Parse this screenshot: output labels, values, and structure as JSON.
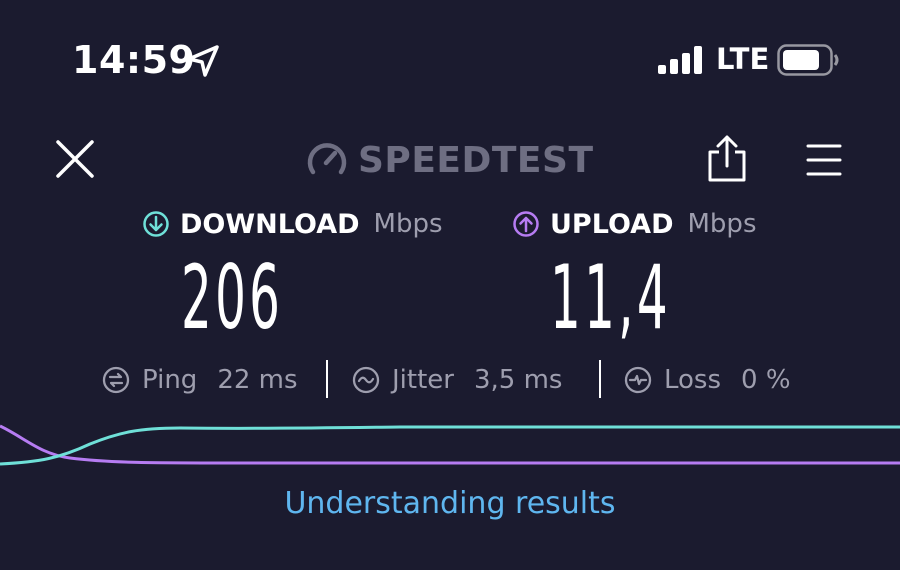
{
  "status_bar": {
    "time": "14:59",
    "network": "LTE",
    "icons": [
      "location-arrow-icon",
      "cellular-signal-icon",
      "battery-icon"
    ]
  },
  "header": {
    "brand": "SPEEDTEST",
    "icons": [
      "close-icon",
      "speedometer-icon",
      "share-icon",
      "menu-icon"
    ]
  },
  "download": {
    "label": "DOWNLOAD",
    "unit": "Mbps",
    "value": "206",
    "color": "#6fe0d8"
  },
  "upload": {
    "label": "UPLOAD",
    "unit": "Mbps",
    "value": "11,4",
    "color": "#b67cf2"
  },
  "stats": {
    "ping": {
      "label": "Ping",
      "value": "22 ms"
    },
    "jitter": {
      "label": "Jitter",
      "value": "3,5 ms"
    },
    "loss": {
      "label": "Loss",
      "value": "0 %"
    }
  },
  "link_text": "Understanding results",
  "colors": {
    "background": "#1b1b2f",
    "muted_text": "#9e9eae",
    "brand_gray": "#6e6e82",
    "link": "#5fb6ef"
  }
}
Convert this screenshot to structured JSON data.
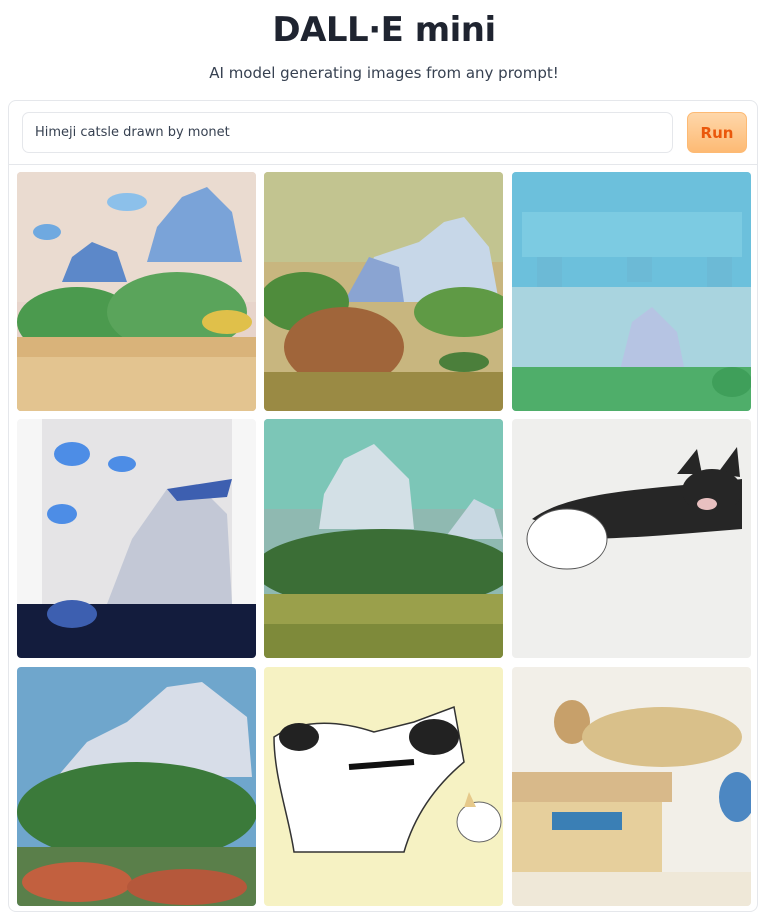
{
  "header": {
    "title": "DALL·E mini",
    "subtitle": "AI model generating images from any prompt!"
  },
  "prompt": {
    "value": "Himeji catsle drawn by monet"
  },
  "run_button": {
    "label": "Run"
  },
  "gallery": {
    "images": [
      {
        "subject": "castle",
        "palette": [
          "#f2d9c8",
          "#6b9fd4",
          "#3f8f4a",
          "#d9b070"
        ]
      },
      {
        "subject": "castle",
        "palette": [
          "#c9b784",
          "#c2d6e8",
          "#4f8a3c",
          "#a0643a"
        ]
      },
      {
        "subject": "castle",
        "palette": [
          "#9ccfdf",
          "#5fb8d6",
          "#4fae6a",
          "#dde6ea"
        ]
      },
      {
        "subject": "castle",
        "palette": [
          "#eef0f4",
          "#3d5fb0",
          "#0f1a3a",
          "#c7ccd8"
        ]
      },
      {
        "subject": "castle",
        "palette": [
          "#8fb9b1",
          "#d7e5ea",
          "#3a6a35",
          "#a9a04a"
        ]
      },
      {
        "subject": "cat",
        "palette": [
          "#f1f0ee",
          "#1c1c1c",
          "#ffffff",
          "#d6a0a0"
        ]
      },
      {
        "subject": "castle",
        "palette": [
          "#6fa6cc",
          "#d6dde7",
          "#3b7a3a",
          "#c2603f"
        ]
      },
      {
        "subject": "cat",
        "palette": [
          "#f4f0c2",
          "#111111",
          "#ffffff",
          "#e6c98a"
        ]
      },
      {
        "subject": "cat",
        "palette": [
          "#f1eee6",
          "#c7a06a",
          "#3a7fb5",
          "#e3c58c"
        ]
      }
    ]
  },
  "colors": {
    "accent": "#ea580c",
    "button_bg": "#fed7aa",
    "border": "#e5e7eb"
  }
}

########

List all lines holding the string "JSON".

SOLUTION |
Parse this screenshot: output labels, values, and structure as JSON.
Convert this screenshot to structured JSON data.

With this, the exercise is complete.